**Required work:**
Each line containing the word "WorldClimate" must be collected.
● ● ●
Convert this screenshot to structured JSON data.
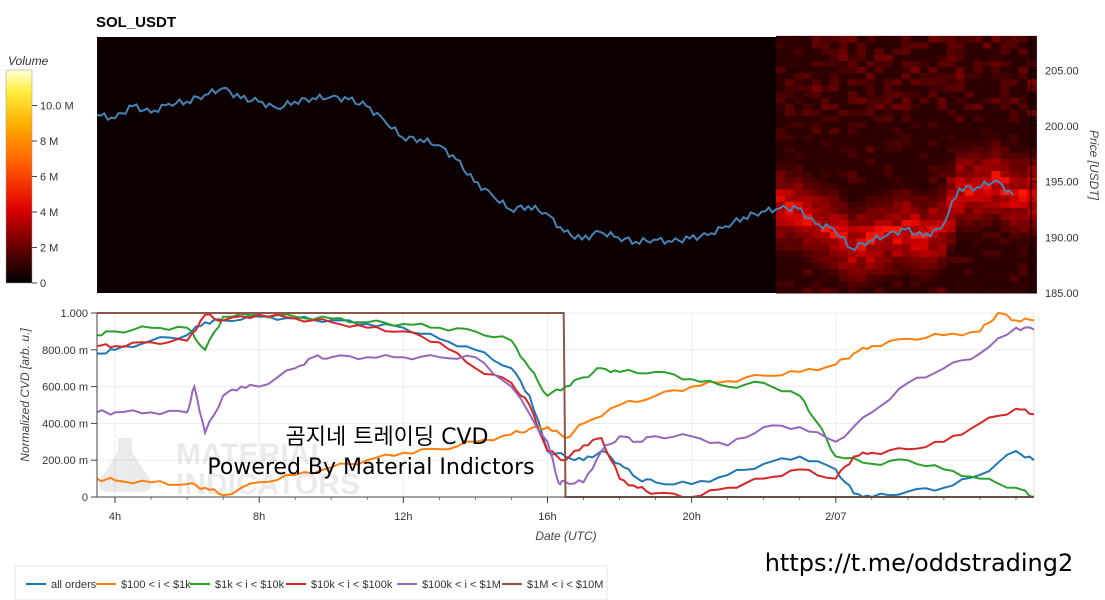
{
  "chart_data": [
    {
      "type": "heatmap",
      "title": "SOL_USDT",
      "ylabel": "Price [USDT]",
      "ylim": [
        185.0,
        208.0
      ],
      "yticks": [
        185.0,
        190.0,
        195.0,
        200.0,
        205.0
      ],
      "ytick_labels": [
        "185.00",
        "190.00",
        "195.00",
        "200.00",
        "205.00"
      ],
      "colorbar": {
        "label": "Volume",
        "ticks": [
          0,
          2000000,
          4000000,
          6000000,
          8000000,
          10000000
        ],
        "tick_labels": [
          "0",
          "2 M",
          "4 M",
          "6 M",
          "8 M",
          "10.0 M"
        ],
        "range": [
          0,
          12000000
        ]
      },
      "heatmap_start_hour": 22.4,
      "price_series": {
        "x_hours": [
          3.5,
          4.0,
          4.5,
          5.0,
          5.5,
          6.0,
          6.5,
          7.0,
          7.5,
          8.0,
          8.5,
          9.0,
          9.5,
          10.0,
          10.5,
          11.0,
          11.5,
          12.0,
          12.5,
          13.0,
          13.5,
          14.0,
          14.5,
          15.0,
          15.5,
          16.0,
          16.5,
          17.0,
          17.5,
          18.0,
          18.5,
          19.0,
          19.5,
          20.0,
          20.5,
          21.0,
          21.5,
          22.0,
          22.5,
          23.0,
          23.5,
          24.0,
          24.5,
          25.0,
          25.5,
          26.0,
          26.5,
          27.0,
          27.5,
          28.0,
          28.5,
          29.0
        ],
        "y": [
          201.0,
          200.7,
          201.8,
          201.2,
          202.0,
          202.2,
          202.8,
          203.4,
          202.5,
          202.2,
          201.6,
          202.2,
          202.5,
          202.6,
          202.4,
          201.8,
          200.5,
          199.0,
          198.8,
          198.3,
          197.0,
          195.0,
          193.8,
          192.5,
          192.8,
          192.2,
          190.5,
          189.8,
          190.5,
          190.0,
          189.6,
          189.8,
          189.6,
          189.9,
          190.2,
          191.0,
          191.8,
          192.3,
          192.6,
          192.6,
          191.2,
          190.8,
          189.0,
          189.7,
          190.2,
          190.7,
          190.1,
          190.8,
          194.4,
          194.5,
          195.1,
          193.8
        ]
      }
    },
    {
      "type": "line",
      "xlabel": "Date (UTC)",
      "ylabel": "Normalized CVD [arb. u.]",
      "ylim": [
        0,
        1
      ],
      "yticks": [
        0,
        0.2,
        0.4,
        0.6,
        0.8,
        1.0
      ],
      "ytick_labels": [
        "0",
        "200.00 m",
        "400.00 m",
        "600.00 m",
        "800.00 m",
        "1.000"
      ],
      "xlim_hours": [
        3.5,
        29.5
      ],
      "xticks_hours": [
        4,
        8,
        12,
        16,
        20,
        24
      ],
      "xtick_labels": [
        "4h",
        "8h",
        "12h",
        "16h",
        "20h",
        "2/07"
      ],
      "series": [
        {
          "name": "all orders",
          "color": "#1f77b4",
          "x": [
            3.5,
            4.0,
            5.0,
            6.0,
            6.5,
            7.0,
            8.0,
            9.0,
            10.0,
            11.0,
            12.0,
            13.0,
            14.0,
            15.0,
            15.5,
            16.0,
            16.5,
            17.0,
            17.5,
            18.0,
            18.5,
            19.0,
            20.0,
            21.0,
            22.0,
            23.0,
            24.0,
            24.5,
            25.0,
            26.0,
            27.0,
            28.0,
            29.0,
            29.5
          ],
          "y": [
            0.78,
            0.8,
            0.85,
            0.88,
            0.95,
            0.96,
            0.98,
            0.97,
            0.96,
            0.94,
            0.92,
            0.86,
            0.8,
            0.7,
            0.55,
            0.25,
            0.22,
            0.2,
            0.25,
            0.18,
            0.1,
            0.08,
            0.07,
            0.12,
            0.18,
            0.22,
            0.15,
            0.02,
            0.0,
            0.03,
            0.05,
            0.12,
            0.25,
            0.2
          ]
        },
        {
          "name": "$100 < i < $1k",
          "color": "#ff7f0e",
          "x": [
            3.5,
            4.0,
            5.0,
            6.0,
            6.5,
            7.0,
            8.0,
            9.0,
            10.0,
            11.0,
            12.0,
            13.0,
            14.0,
            15.0,
            15.5,
            16.0,
            16.5,
            17.0,
            18.0,
            19.0,
            20.0,
            21.0,
            22.0,
            23.0,
            24.0,
            24.5,
            25.0,
            26.0,
            27.0,
            28.0,
            28.5,
            29.0,
            29.5
          ],
          "y": [
            0.1,
            0.09,
            0.08,
            0.07,
            0.05,
            0.01,
            0.08,
            0.12,
            0.16,
            0.2,
            0.24,
            0.26,
            0.3,
            0.34,
            0.37,
            0.38,
            0.32,
            0.4,
            0.5,
            0.55,
            0.6,
            0.63,
            0.66,
            0.68,
            0.72,
            0.78,
            0.82,
            0.86,
            0.88,
            0.9,
            1.0,
            0.96,
            0.96
          ]
        },
        {
          "name": "$1k < i < $10k",
          "color": "#2ca02c",
          "x": [
            3.5,
            4.0,
            5.0,
            6.0,
            6.5,
            7.0,
            8.0,
            9.0,
            10.0,
            11.0,
            12.0,
            13.0,
            14.0,
            15.0,
            15.5,
            16.0,
            16.5,
            17.0,
            17.5,
            18.0,
            19.0,
            20.0,
            21.0,
            22.0,
            23.0,
            23.5,
            24.0,
            25.0,
            26.0,
            27.0,
            28.0,
            29.0,
            29.5
          ],
          "y": [
            0.88,
            0.9,
            0.92,
            0.92,
            0.8,
            0.98,
            0.99,
            0.98,
            0.97,
            0.95,
            0.94,
            0.92,
            0.9,
            0.85,
            0.7,
            0.55,
            0.6,
            0.65,
            0.7,
            0.68,
            0.68,
            0.64,
            0.6,
            0.62,
            0.55,
            0.4,
            0.22,
            0.18,
            0.2,
            0.15,
            0.1,
            0.05,
            0.0
          ]
        },
        {
          "name": "$10k < i < $100k",
          "color": "#d62728",
          "x": [
            3.5,
            4.0,
            5.0,
            6.0,
            6.5,
            7.0,
            8.0,
            9.0,
            10.0,
            11.0,
            12.0,
            13.0,
            14.0,
            15.0,
            15.5,
            16.0,
            16.5,
            17.0,
            17.5,
            18.0,
            18.5,
            19.0,
            20.0,
            21.0,
            22.0,
            23.0,
            24.0,
            24.5,
            25.0,
            26.0,
            27.0,
            28.0,
            29.0,
            29.5
          ],
          "y": [
            0.82,
            0.82,
            0.84,
            0.85,
            0.99,
            0.96,
            0.99,
            0.97,
            0.95,
            0.92,
            0.9,
            0.84,
            0.7,
            0.62,
            0.5,
            0.25,
            0.2,
            0.28,
            0.32,
            0.1,
            0.05,
            0.02,
            0.0,
            0.05,
            0.1,
            0.15,
            0.1,
            0.22,
            0.24,
            0.26,
            0.3,
            0.4,
            0.48,
            0.45
          ]
        },
        {
          "name": "$100k < i < $1M",
          "color": "#9467bd",
          "x": [
            3.5,
            4.0,
            5.0,
            6.0,
            6.2,
            6.5,
            7.0,
            7.5,
            8.0,
            9.0,
            9.5,
            10.0,
            11.0,
            12.0,
            13.0,
            14.0,
            15.0,
            16.0,
            16.3,
            16.5,
            17.0,
            17.5,
            18.0,
            18.5,
            19.0,
            20.0,
            21.0,
            22.0,
            23.0,
            24.0,
            25.0,
            26.0,
            27.0,
            28.0,
            29.0,
            29.5
          ],
          "y": [
            0.46,
            0.46,
            0.46,
            0.46,
            0.6,
            0.35,
            0.55,
            0.6,
            0.6,
            0.7,
            0.76,
            0.76,
            0.76,
            0.76,
            0.76,
            0.76,
            0.6,
            0.3,
            0.08,
            0.08,
            0.08,
            0.25,
            0.33,
            0.3,
            0.33,
            0.33,
            0.28,
            0.38,
            0.38,
            0.3,
            0.46,
            0.62,
            0.7,
            0.78,
            0.92,
            0.91
          ]
        },
        {
          "name": "$1M < i < $10M",
          "color": "#8c564b",
          "x": [
            3.5,
            16.45,
            16.5,
            29.5
          ],
          "y": [
            1.0,
            1.0,
            0.0,
            0.0
          ]
        }
      ]
    }
  ],
  "overlay": {
    "watermark_text": "MATERIAL INDICATORS",
    "title_ko": "곰지네 트레이딩 CVD",
    "powered_by": "Powered By Material Indictors",
    "telegram_link": "https://t.me/oddstrading2"
  }
}
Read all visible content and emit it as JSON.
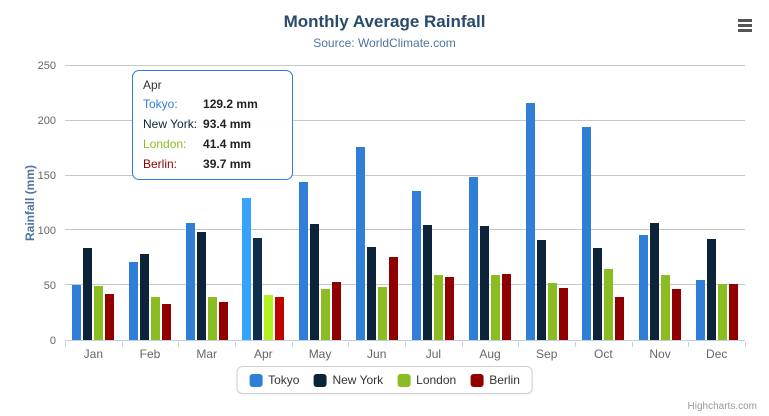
{
  "header": {
    "title": "Monthly Average Rainfall",
    "subtitle": "Source: WorldClimate.com"
  },
  "chart_data": {
    "type": "bar",
    "title": "Monthly Average Rainfall",
    "subtitle": "Source: WorldClimate.com",
    "categories": [
      "Jan",
      "Feb",
      "Mar",
      "Apr",
      "May",
      "Jun",
      "Jul",
      "Aug",
      "Sep",
      "Oct",
      "Nov",
      "Dec"
    ],
    "series": [
      {
        "name": "Tokyo",
        "color": "#2f7ed8",
        "values": [
          49.9,
          71.5,
          106.4,
          129.2,
          144.0,
          176.0,
          135.6,
          148.5,
          216.4,
          194.1,
          95.6,
          54.4
        ]
      },
      {
        "name": "New York",
        "color": "#0d233a",
        "values": [
          83.6,
          78.8,
          98.5,
          93.4,
          106.0,
          84.5,
          105.0,
          104.3,
          91.2,
          83.5,
          106.6,
          92.3
        ]
      },
      {
        "name": "London",
        "color": "#8bbc21",
        "values": [
          48.9,
          38.8,
          39.3,
          41.4,
          47.0,
          48.3,
          59.0,
          59.6,
          52.4,
          65.2,
          59.3,
          51.2
        ]
      },
      {
        "name": "Berlin",
        "color": "#910000",
        "values": [
          42.4,
          33.2,
          34.5,
          39.7,
          52.6,
          75.5,
          57.4,
          60.4,
          47.6,
          39.1,
          46.8,
          51.1
        ]
      }
    ],
    "xlabel": "",
    "ylabel": "Rainfall (mm)",
    "ylim": [
      0,
      250
    ],
    "yticks": [
      0,
      50,
      100,
      150,
      200,
      250
    ],
    "grid": true,
    "legend_position": "bottom",
    "hovered_category": "Apr"
  },
  "tooltip": {
    "header": "Apr",
    "border_color": "#2f7ed8",
    "rows": [
      {
        "label": "Tokyo:",
        "value": "129.2 mm",
        "color": "#2f7ed8"
      },
      {
        "label": "New York:",
        "value": "93.4 mm",
        "color": "#0d233a"
      },
      {
        "label": "London:",
        "value": "41.4 mm",
        "color": "#8bbc21"
      },
      {
        "label": "Berlin:",
        "value": "39.7 mm",
        "color": "#910000"
      }
    ]
  },
  "context_menu": {
    "icon": "hamburger-menu-icon"
  },
  "credits": {
    "label": "Highcharts.com"
  }
}
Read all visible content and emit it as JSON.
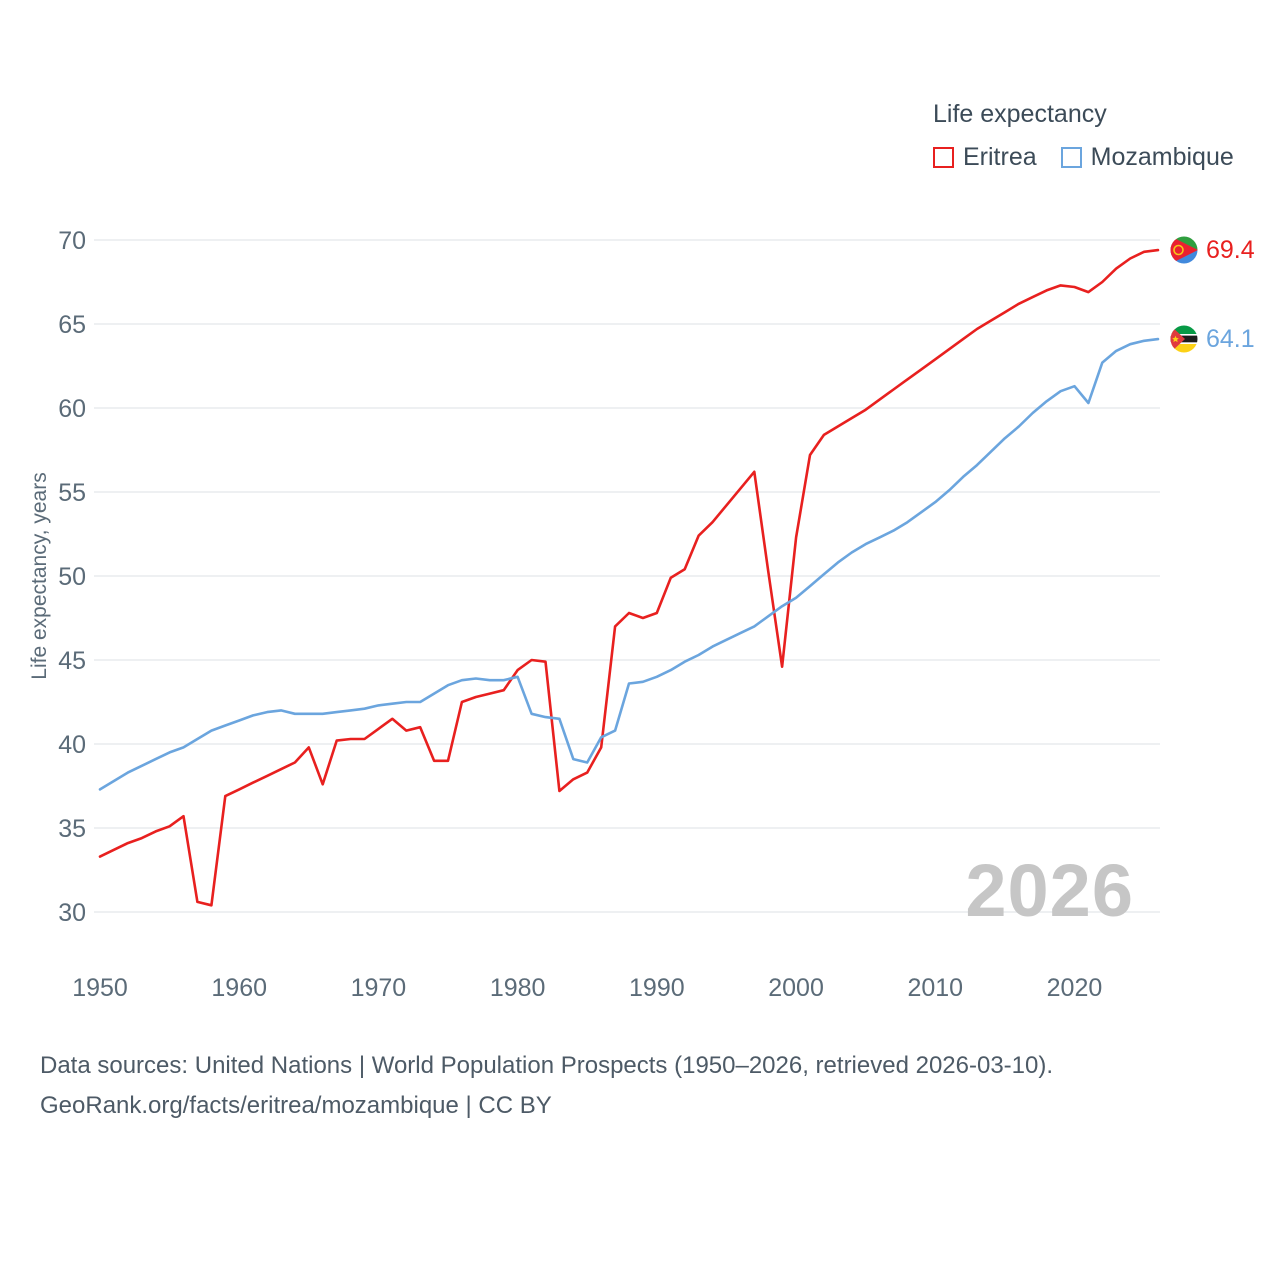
{
  "colors": {
    "eritrea": "#e8201f",
    "mozambique": "#6ba5de",
    "gridline": "#e8ebee",
    "tick_label": "#5b6b78",
    "axis_title": "#5b6b78",
    "legend_text": "#3c4b58",
    "watermark": "#c6c6c6",
    "footer_text": "#4d5a66"
  },
  "legend": {
    "title": "Life expectancy",
    "series": [
      {
        "label": "Eritrea",
        "color": "#e8201f"
      },
      {
        "label": "Mozambique",
        "color": "#6ba5de"
      }
    ]
  },
  "chart_data": {
    "type": "line",
    "title": "Life expectancy",
    "xlabel": "",
    "ylabel": "Life expectancy, years",
    "x_start": 1950,
    "x_end": 2026,
    "ylim": [
      30,
      70
    ],
    "yticks": [
      30,
      35,
      40,
      45,
      50,
      55,
      60,
      65,
      70
    ],
    "xticks": [
      1950,
      1960,
      1970,
      1980,
      1990,
      2000,
      2010,
      2020
    ],
    "grid": "horizontal-only",
    "legend_position": "top-right",
    "watermark": "2026",
    "series": [
      {
        "name": "Eritrea",
        "color": "#e8201f",
        "end_label": "69.4",
        "values": [
          33.3,
          33.7,
          34.1,
          34.4,
          34.8,
          35.1,
          35.7,
          30.6,
          30.4,
          36.9,
          37.3,
          37.7,
          38.1,
          38.5,
          38.9,
          39.8,
          37.6,
          40.2,
          40.3,
          40.3,
          40.9,
          41.5,
          40.8,
          41.0,
          39.0,
          39.0,
          42.5,
          42.8,
          43.0,
          43.2,
          44.4,
          45.0,
          44.9,
          37.2,
          37.9,
          38.3,
          39.8,
          47.0,
          47.8,
          47.5,
          47.8,
          49.9,
          50.4,
          52.4,
          53.2,
          54.2,
          55.2,
          56.2,
          50.3,
          44.6,
          52.3,
          57.2,
          58.4,
          58.9,
          59.4,
          59.9,
          60.5,
          61.1,
          61.7,
          62.3,
          62.9,
          63.5,
          64.1,
          64.7,
          65.2,
          65.7,
          66.2,
          66.6,
          67.0,
          67.3,
          67.2,
          66.9,
          67.5,
          68.3,
          68.9,
          69.3,
          69.4
        ]
      },
      {
        "name": "Mozambique",
        "color": "#6ba5de",
        "end_label": "64.1",
        "values": [
          37.3,
          37.8,
          38.3,
          38.7,
          39.1,
          39.5,
          39.8,
          40.3,
          40.8,
          41.1,
          41.4,
          41.7,
          41.9,
          42.0,
          41.8,
          41.8,
          41.8,
          41.9,
          42.0,
          42.1,
          42.3,
          42.4,
          42.5,
          42.5,
          43.0,
          43.5,
          43.8,
          43.9,
          43.8,
          43.8,
          44.0,
          41.8,
          41.6,
          41.5,
          39.1,
          38.9,
          40.4,
          40.8,
          43.6,
          43.7,
          44.0,
          44.4,
          44.9,
          45.3,
          45.8,
          46.2,
          46.6,
          47.0,
          47.6,
          48.2,
          48.7,
          49.4,
          50.1,
          50.8,
          51.4,
          51.9,
          52.3,
          52.7,
          53.2,
          53.8,
          54.4,
          55.1,
          55.9,
          56.6,
          57.4,
          58.2,
          58.9,
          59.7,
          60.4,
          61.0,
          61.3,
          60.3,
          62.7,
          63.4,
          63.8,
          64.0,
          64.1
        ]
      }
    ]
  },
  "footer": {
    "line1": "Data sources: United Nations | World Population Prospects (1950–2026, retrieved 2026-03-10).",
    "line2": "GeoRank.org/facts/eritrea/mozambique | CC BY"
  }
}
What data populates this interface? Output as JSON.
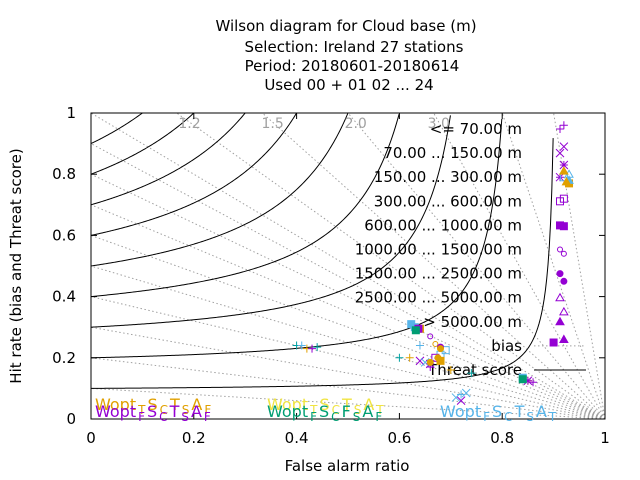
● ● ●
**Problem solution:**
    "subtitle": "Source: WorldClimate.com"
    "subtitle": "Source: WorldClimate.com",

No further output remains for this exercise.